Collected data:
◇ ◇ ◇ ◇ ◇

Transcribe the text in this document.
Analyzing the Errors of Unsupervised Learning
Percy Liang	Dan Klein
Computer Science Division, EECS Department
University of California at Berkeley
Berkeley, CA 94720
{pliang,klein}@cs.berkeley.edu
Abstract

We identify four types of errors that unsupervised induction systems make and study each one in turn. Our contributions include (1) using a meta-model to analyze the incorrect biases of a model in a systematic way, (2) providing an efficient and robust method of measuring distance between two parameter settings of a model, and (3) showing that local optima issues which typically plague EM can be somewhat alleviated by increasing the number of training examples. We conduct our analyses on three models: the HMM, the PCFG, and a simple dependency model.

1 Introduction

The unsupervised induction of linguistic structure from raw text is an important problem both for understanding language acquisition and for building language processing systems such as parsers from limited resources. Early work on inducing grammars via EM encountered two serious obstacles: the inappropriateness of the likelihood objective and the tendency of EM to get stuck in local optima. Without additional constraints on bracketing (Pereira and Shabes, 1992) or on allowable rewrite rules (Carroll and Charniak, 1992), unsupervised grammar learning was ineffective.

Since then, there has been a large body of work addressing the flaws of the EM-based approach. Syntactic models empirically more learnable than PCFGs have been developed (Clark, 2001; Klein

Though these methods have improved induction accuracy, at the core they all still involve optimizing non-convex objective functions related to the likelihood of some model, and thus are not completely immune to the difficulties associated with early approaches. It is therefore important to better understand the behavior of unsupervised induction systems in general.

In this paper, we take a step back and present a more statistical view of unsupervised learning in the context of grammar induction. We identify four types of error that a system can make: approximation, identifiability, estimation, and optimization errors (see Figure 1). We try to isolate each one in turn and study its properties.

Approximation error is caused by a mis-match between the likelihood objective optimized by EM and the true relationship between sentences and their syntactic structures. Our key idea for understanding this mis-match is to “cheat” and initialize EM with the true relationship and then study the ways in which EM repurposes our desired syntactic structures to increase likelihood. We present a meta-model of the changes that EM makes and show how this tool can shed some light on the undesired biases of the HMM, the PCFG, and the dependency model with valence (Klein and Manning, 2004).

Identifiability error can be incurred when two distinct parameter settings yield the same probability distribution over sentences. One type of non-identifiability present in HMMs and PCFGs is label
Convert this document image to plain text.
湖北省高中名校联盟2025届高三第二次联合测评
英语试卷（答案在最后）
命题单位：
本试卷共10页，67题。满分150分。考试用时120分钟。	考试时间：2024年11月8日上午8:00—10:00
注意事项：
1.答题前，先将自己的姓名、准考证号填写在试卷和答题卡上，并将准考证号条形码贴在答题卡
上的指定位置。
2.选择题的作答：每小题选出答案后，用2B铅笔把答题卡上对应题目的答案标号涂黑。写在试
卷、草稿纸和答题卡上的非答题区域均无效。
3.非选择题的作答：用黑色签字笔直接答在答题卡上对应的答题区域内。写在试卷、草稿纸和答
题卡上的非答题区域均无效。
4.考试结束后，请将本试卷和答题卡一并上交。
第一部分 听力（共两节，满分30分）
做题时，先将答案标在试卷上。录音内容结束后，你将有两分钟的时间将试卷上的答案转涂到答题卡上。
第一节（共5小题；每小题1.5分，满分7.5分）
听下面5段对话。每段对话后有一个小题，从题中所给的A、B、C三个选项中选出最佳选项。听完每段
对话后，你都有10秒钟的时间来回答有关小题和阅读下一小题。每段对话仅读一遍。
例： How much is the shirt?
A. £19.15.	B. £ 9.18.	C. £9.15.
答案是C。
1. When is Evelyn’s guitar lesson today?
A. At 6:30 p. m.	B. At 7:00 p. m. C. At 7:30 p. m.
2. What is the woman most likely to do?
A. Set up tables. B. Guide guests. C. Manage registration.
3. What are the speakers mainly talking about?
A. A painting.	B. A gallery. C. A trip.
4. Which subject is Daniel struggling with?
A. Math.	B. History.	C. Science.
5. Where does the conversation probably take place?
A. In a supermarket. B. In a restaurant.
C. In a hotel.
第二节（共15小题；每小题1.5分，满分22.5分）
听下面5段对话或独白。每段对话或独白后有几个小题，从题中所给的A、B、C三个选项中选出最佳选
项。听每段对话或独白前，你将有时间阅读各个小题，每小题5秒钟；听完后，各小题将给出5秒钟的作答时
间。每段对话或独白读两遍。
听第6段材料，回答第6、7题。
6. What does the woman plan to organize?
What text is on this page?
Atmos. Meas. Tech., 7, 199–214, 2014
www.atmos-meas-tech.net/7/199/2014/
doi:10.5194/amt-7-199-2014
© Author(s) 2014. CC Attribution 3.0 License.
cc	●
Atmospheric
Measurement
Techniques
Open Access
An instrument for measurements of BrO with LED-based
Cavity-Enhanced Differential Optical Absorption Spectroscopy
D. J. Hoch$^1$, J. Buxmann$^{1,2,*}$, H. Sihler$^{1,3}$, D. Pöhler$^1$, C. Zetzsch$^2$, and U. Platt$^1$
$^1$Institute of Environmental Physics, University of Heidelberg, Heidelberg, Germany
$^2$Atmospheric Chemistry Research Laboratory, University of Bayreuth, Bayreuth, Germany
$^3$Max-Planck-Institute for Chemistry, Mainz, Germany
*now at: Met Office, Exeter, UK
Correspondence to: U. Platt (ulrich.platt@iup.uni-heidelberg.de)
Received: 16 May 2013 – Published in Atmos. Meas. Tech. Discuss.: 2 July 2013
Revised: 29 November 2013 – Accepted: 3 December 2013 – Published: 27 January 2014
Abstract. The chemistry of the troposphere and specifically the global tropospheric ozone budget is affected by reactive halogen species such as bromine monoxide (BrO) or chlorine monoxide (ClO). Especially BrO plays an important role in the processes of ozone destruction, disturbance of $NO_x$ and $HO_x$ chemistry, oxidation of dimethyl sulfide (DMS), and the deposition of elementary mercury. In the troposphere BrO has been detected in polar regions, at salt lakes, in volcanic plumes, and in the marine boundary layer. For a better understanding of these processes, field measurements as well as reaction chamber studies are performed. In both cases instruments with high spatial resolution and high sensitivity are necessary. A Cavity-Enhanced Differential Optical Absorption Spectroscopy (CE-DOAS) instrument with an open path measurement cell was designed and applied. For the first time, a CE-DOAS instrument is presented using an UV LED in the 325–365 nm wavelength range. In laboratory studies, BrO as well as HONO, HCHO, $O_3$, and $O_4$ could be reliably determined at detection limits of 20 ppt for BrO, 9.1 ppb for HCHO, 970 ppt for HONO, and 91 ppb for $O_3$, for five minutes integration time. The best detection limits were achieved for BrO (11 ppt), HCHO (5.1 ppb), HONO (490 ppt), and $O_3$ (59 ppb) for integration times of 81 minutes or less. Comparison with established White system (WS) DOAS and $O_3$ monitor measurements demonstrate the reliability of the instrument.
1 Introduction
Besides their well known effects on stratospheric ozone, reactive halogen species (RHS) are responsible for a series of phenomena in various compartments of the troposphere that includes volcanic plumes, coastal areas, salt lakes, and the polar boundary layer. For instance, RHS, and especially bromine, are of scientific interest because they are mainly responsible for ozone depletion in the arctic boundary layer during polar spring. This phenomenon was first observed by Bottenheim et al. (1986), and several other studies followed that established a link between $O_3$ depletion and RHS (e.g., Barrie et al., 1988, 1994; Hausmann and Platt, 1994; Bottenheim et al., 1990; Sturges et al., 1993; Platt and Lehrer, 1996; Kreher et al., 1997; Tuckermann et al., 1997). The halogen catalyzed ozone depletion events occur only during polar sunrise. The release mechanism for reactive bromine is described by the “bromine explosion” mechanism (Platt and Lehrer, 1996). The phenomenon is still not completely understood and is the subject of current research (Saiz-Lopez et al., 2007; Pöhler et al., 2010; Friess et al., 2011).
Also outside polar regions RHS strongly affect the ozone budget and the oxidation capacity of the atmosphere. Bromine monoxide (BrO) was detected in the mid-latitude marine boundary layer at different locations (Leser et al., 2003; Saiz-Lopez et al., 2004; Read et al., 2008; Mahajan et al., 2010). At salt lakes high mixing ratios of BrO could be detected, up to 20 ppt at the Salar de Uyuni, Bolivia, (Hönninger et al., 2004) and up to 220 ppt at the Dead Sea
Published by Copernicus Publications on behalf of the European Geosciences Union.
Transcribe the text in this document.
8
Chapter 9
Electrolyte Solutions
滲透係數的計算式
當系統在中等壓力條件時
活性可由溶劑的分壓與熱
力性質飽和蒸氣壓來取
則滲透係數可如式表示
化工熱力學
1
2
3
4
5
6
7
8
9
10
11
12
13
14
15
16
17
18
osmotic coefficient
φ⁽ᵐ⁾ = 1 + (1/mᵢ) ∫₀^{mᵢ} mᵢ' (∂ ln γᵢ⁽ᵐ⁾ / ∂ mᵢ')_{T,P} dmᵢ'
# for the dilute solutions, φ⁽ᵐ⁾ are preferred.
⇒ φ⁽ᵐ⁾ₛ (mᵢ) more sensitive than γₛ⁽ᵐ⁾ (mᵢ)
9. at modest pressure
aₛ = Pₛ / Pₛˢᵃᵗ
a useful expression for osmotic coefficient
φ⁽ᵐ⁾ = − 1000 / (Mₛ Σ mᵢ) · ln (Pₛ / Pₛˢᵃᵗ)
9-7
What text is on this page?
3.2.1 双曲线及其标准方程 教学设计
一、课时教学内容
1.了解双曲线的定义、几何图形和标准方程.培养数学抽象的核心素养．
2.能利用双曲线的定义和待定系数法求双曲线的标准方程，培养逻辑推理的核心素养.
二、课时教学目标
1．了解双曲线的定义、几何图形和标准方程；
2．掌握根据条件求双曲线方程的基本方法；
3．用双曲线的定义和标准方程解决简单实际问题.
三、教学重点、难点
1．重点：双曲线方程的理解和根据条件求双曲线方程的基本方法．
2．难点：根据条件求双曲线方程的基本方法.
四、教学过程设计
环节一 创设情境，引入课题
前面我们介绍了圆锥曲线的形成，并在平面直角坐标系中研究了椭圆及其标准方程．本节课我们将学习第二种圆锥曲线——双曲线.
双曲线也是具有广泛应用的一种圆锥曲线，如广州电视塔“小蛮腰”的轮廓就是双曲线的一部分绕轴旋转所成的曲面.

◇ ◇ ◇ ◇ ◇

**Written problem**
Show the lines from the data above that contain the string "turn".

**Completed task**
We identify four types of errors that unsupervised induction systems make and study each one in turn. Our contributions include (1) using a meta-model to analyze the incorrect biases of a model in a systematic way, (2) providing an efficient and robust method of measuring distance between two parameter settings of a model, and (3) showing that local optima issues which typically plague EM can be somewhat alleviated by increasing the number of training examples. We conduct our analyses on three models: the HMM, the PCFG, and a simple dependency model.
In this paper, we take a step back and present a more statistical view of unsupervised learning in the context of grammar induction. We identify four types of error that a system can make: approximation, identifiability, estimation, and optimization errors (see Figure 1). We try to isolate each one in turn and study its properties.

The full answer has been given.